#### Gegebener Text ####
Postkarten:Gruß aus der Ferne

Lesezeit: 3 Min.

(Foto: Shutterstock, Samuel Borges Photography)

Das Schöne an den Ferien ist der Abstand zum Alltag. Wenn es trotzdem eine Kurznachricht nach Hause sein soll – warum nicht auch mal analog? Ein Lob der Postkarte.

Von Ann-Kathrin Eckardt, Anne Goebel, Julia Rothhaas

Botschaften zum Sammeln

„Die Sonne scheint, das Hotel ist gut, das Essen schmeckt.“ Vielmehr passt seit der Erfindung der Postkarte nicht auf das rechteckige Stück Karton, vorderseitig bedruckt mit Meer, Stadt, Berg. 1869 noch als „unanständige Form der Mitteilung auf offenem Postblatt“ kritisiert, wurden „Correspondenzkarten“ in Deutschland erstmals 1870 versandt. Mit Erfolg. Am ersten Verkaufstag sollen gleich mehr als 45 000 Exemplare allein in Berlin über die Theke gegangen sein. Seitdem ist die Begeisterung zurückgegangen: Während 1998 noch 400 Millionen Mal „Schöne Grüße“ verschickt wurden, hat sich die Anzahl der Postkarten inzwischen mehr als halbiert. Ein Jammer, denn über eine petite poste hat sich noch jeder gefreut. Das gilt vor allem für diejenigen, die das Prinzip heute gar nicht mehr unbedingt kennen. Auftrag also an alle, die aktuell im Urlaub sind: Bitte einen Stapel Postkarten an sämtliche Kinder und Enkel daheim verschicken!

(Foto: semikolon)

Gesammelt werden die Karten idealerweise in einer schönen Box, beispielsweise von Semikolon, wo sie sich dank Registerkarten sortieren lassen nach Absender, Urlaubsorten, Jahren. Wer Gefallen am Schreiben findet, registriert sich bei postcrossing.de. Über die Plattform kann man zufällig ausgelosten Menschen Ansichtskarten senden. Seit der Gründung im Jahr 2005 wurden rund 68 Millionen Postkarten um die Welt geschickt.

Vaterliebe per Post

(Foto: Aus: Jurek Becker »Am Strand von Bochum ist allerhand los«, Postkarten, herausgegeben von Christine Becker, Suhrkamp Verlag 2019)
#### Vorliegende Zeilen ####
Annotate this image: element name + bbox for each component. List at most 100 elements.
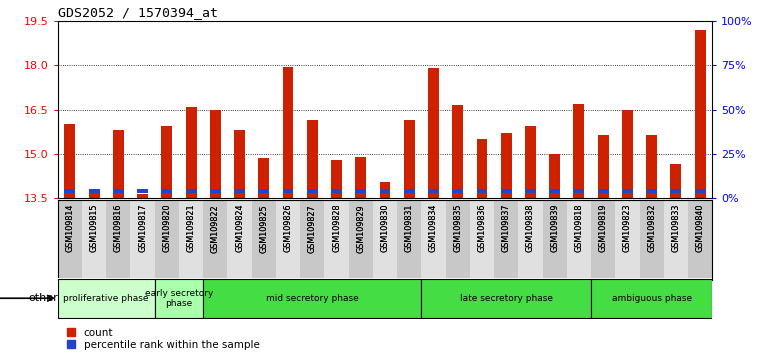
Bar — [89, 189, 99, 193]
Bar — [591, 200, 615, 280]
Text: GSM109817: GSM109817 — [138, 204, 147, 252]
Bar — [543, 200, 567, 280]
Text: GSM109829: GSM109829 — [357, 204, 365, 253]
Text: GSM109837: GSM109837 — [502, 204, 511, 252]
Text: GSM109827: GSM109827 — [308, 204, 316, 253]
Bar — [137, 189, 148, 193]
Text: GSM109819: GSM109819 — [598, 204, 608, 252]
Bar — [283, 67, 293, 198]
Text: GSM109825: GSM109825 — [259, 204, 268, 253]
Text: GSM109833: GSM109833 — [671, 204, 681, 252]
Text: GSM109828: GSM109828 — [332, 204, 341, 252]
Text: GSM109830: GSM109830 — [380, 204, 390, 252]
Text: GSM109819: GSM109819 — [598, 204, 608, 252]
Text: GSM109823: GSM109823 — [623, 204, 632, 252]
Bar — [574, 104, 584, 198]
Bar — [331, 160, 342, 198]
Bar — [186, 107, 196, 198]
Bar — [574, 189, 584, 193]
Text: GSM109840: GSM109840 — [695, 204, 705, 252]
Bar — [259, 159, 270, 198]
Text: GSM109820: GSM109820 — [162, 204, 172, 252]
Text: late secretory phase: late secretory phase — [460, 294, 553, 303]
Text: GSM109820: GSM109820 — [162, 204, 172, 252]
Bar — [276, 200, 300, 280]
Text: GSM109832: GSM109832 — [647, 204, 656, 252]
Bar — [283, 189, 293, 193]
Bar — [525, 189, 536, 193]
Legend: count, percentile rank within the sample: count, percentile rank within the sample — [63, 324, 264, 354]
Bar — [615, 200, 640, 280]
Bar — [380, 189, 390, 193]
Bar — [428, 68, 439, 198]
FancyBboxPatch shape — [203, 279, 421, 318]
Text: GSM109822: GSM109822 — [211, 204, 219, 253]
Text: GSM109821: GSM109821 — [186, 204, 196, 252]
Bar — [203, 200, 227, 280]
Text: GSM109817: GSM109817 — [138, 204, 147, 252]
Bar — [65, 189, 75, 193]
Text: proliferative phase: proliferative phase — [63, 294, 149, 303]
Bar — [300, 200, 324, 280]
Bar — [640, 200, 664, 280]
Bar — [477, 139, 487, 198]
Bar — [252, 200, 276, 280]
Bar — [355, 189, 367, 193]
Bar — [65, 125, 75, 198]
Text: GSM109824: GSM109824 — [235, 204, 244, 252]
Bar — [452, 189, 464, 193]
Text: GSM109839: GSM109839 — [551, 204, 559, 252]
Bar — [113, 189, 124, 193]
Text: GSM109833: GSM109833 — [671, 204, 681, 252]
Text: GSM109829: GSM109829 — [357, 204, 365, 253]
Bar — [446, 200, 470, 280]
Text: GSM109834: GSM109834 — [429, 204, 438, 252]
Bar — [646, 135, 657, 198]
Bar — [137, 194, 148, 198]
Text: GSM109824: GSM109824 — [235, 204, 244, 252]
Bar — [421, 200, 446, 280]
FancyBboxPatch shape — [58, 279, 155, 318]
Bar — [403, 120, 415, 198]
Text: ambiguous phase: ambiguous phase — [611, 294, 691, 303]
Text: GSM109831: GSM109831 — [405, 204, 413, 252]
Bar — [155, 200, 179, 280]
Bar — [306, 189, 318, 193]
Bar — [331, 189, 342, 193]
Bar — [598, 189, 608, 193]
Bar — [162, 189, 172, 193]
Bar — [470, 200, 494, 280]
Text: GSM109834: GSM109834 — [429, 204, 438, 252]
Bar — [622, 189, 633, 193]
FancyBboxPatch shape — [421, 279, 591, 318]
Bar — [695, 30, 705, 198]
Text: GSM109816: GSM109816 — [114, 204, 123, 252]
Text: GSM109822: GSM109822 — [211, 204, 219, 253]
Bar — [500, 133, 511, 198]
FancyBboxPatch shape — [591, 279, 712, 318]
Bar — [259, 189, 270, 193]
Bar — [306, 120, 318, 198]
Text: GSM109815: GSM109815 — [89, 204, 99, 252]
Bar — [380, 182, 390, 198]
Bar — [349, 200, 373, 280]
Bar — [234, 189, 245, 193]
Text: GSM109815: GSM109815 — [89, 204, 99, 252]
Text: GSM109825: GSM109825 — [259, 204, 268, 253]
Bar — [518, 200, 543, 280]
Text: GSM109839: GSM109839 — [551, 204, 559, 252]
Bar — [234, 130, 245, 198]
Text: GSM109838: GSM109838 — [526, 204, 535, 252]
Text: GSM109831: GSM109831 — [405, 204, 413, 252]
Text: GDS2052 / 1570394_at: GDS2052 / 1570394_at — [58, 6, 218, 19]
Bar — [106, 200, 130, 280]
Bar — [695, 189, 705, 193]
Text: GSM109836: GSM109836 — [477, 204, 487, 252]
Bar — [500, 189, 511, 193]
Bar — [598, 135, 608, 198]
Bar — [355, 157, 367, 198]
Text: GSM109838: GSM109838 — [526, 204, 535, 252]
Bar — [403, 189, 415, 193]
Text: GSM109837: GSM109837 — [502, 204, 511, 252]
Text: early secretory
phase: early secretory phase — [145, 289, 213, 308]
####
#### Vorliegende Zeilen ####
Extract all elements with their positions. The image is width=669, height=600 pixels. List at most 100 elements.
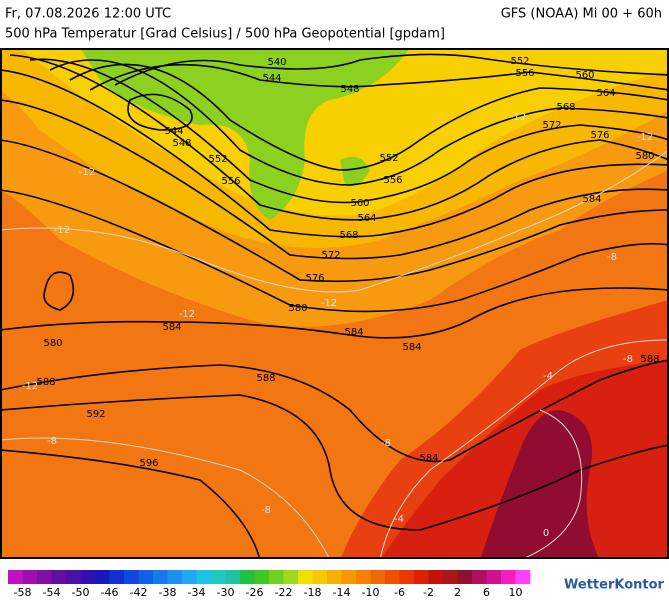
####
- [Ziel der Aufgabe]:
Schreiben Sie den Abschnitt des Textes über Postkarten neu, beginnend bei „(Foto: semikolon)“ und endend bei „Suhrkamp Verlag 2019)“, wobei Sie „Postkarten“ durch „Grußkarten“ ersetzen. Stützen Sie sich ausschließlich auf den Text.

- [Ergebnis dieser Übung]:
(Foto: semikolon)

Gesammelt werden die Karten idealerweise in einer schönen Box, beispielsweise von Semikolon, wo sie sich dank Registerkarten sortieren lassen nach Absender, Urlaubsorten, Jahren. Wer Gefallen am Schreiben findet, registriert sich bei postcrossing.de. Über die Plattform kann man zufällig ausgelosten Menschen Ansichtskarten senden. Seit der Gründung im Jahr 2005 wurden rund 68 Millionen Grußkarten um die Welt geschickt.

Vaterliebe per Post

(Foto: Aus: Jurek Becker »Am Strand von Bochum ist allerhand los«, Grußkarten, herausgegeben von Christine Becker, Suhrkamp Verlag 2019)